** WORK TO BE COMPLETED **
Would you write out the entries below, every one of them, exactly?

** ROWS **
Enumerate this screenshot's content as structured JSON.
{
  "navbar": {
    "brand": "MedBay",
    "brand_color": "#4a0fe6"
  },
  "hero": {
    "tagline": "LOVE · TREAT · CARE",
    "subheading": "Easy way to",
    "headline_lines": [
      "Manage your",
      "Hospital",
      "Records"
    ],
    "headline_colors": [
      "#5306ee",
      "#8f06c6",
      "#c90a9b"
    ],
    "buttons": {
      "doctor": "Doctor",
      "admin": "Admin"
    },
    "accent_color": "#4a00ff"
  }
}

** TASK SOLUTION **
Enumerate this screenshot's content as structured JSON.
{
  "navbar": {
    "brand": "MedBay",
    "brand_color": "#4a0fe6"
  },
  "hero": {
    "tagline": "LOVE · TREAT · CARE",
    "subheading": "Easy way to",
    "headline_lines": [
      "Manage your",
      "Hospital",
      "Records"
    ],
    "headline_colors": [
      "#5306ee",
      "#8f06c6",
      "#c90a9b"
    ],
    "buttons": {
      "doctor": "Doctor",
      "admin": "Admin"
    },
    "accent_color": "#4a00ff"
  }
}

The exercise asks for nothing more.